Data records:
--- START ---
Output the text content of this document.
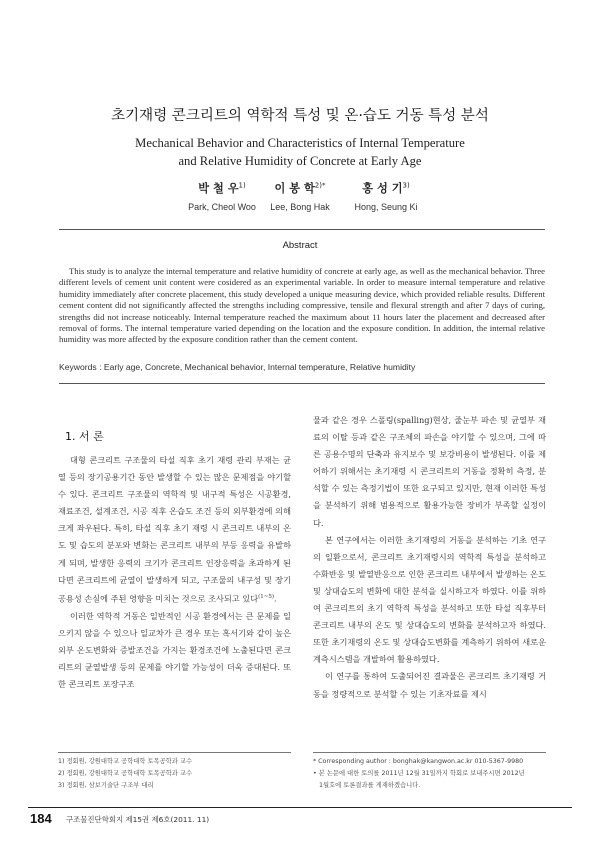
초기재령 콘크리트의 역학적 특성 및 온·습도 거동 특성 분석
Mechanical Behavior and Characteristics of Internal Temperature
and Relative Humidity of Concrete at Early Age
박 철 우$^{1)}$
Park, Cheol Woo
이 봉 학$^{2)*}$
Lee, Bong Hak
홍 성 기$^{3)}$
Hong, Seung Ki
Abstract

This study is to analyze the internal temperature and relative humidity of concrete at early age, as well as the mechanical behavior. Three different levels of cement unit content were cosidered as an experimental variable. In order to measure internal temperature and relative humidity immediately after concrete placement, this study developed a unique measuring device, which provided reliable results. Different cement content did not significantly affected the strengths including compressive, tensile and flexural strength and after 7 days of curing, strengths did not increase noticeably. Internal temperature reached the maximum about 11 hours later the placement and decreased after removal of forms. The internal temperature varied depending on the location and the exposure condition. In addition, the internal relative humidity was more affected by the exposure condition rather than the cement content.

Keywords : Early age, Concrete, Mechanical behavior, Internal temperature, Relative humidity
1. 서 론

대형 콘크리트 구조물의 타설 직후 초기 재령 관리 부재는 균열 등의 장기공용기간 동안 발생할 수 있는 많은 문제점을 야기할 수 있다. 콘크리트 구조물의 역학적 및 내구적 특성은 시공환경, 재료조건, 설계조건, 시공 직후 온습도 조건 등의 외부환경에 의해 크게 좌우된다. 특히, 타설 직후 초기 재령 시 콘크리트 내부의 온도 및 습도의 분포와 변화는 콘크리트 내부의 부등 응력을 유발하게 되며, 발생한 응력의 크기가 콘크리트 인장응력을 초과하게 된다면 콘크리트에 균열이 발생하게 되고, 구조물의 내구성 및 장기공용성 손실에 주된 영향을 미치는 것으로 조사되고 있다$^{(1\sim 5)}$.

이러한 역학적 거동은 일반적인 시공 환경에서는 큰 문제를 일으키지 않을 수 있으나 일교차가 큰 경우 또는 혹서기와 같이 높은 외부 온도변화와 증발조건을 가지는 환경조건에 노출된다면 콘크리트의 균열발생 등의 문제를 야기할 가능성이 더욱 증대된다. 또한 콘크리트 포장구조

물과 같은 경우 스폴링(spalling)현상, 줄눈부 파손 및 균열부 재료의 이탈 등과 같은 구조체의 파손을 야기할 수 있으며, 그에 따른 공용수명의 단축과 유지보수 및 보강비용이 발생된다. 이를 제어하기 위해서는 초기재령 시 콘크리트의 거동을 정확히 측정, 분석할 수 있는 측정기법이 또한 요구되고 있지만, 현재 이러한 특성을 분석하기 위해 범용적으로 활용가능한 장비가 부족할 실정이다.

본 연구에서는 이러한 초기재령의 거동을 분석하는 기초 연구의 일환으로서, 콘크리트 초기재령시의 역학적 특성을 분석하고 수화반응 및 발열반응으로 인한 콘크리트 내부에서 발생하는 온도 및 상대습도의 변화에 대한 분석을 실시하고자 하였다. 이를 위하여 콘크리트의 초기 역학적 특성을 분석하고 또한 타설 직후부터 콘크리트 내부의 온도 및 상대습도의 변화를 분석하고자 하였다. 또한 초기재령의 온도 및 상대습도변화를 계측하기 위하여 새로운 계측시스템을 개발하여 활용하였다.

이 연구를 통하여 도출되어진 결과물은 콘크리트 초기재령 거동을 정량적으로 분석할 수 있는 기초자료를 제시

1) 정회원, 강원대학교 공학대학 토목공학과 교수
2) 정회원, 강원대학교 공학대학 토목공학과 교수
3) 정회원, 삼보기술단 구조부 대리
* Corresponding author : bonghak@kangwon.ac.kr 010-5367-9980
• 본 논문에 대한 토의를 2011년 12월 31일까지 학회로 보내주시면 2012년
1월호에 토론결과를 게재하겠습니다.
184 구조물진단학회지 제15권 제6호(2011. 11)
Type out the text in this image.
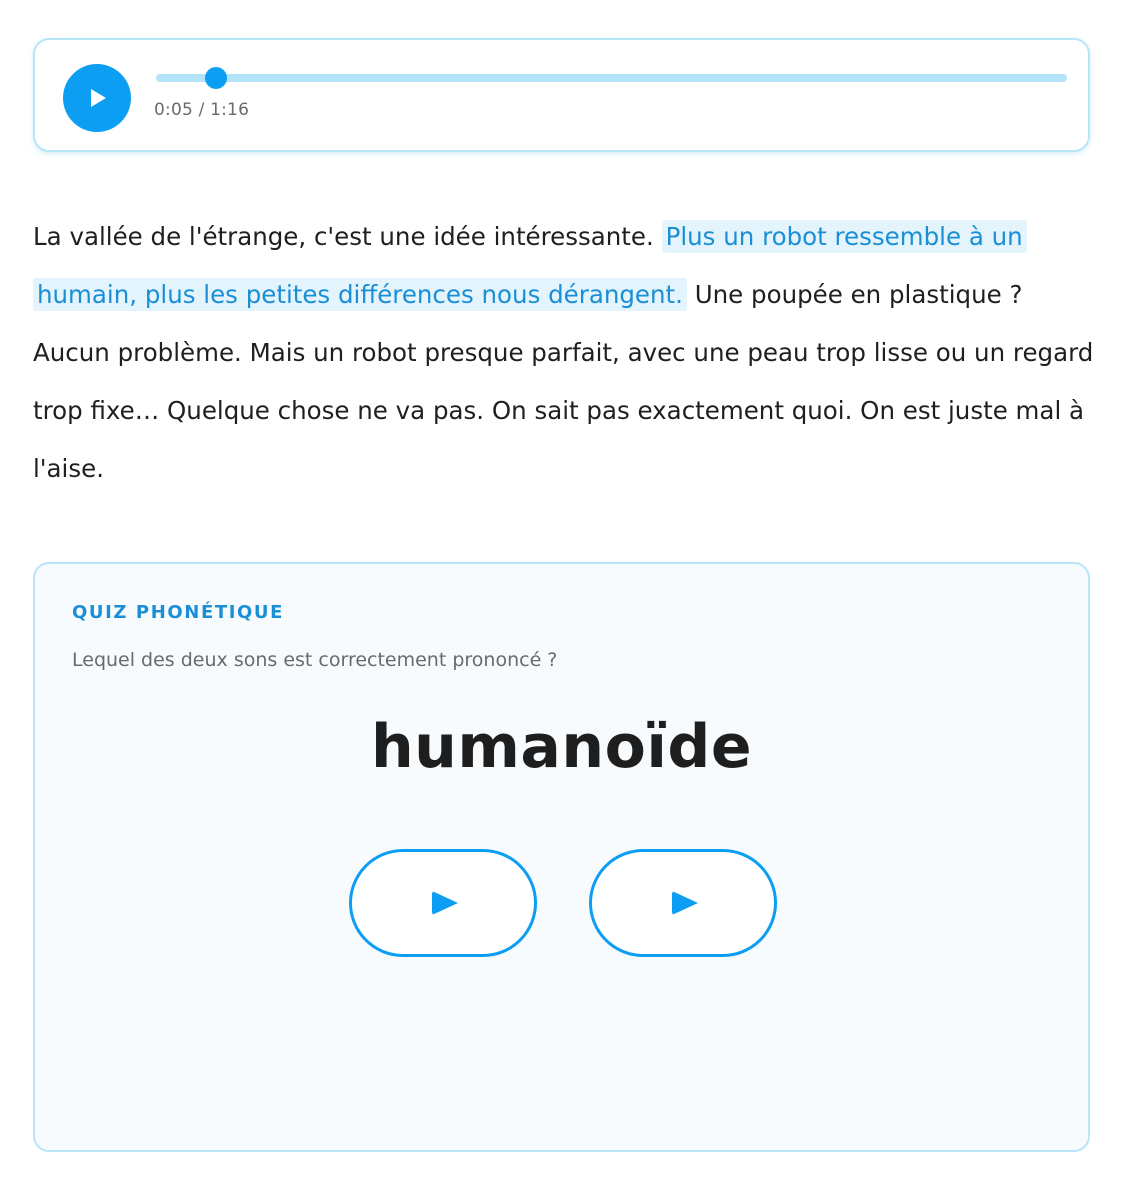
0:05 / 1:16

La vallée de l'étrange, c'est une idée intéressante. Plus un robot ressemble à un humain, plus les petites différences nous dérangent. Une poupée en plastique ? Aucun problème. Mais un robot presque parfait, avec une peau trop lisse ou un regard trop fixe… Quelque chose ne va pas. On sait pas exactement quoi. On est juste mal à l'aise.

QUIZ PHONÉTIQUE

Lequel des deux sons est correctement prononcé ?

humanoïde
--- END ---
- Instructions to follow
Filter the records for lines holding the string "공학대학". Copy each one.

- Answer for the task
1) 정회원, 강원대학교 공학대학 토목공학과 교수
2) 정회원, 강원대학교 공학대학 토목공학과 교수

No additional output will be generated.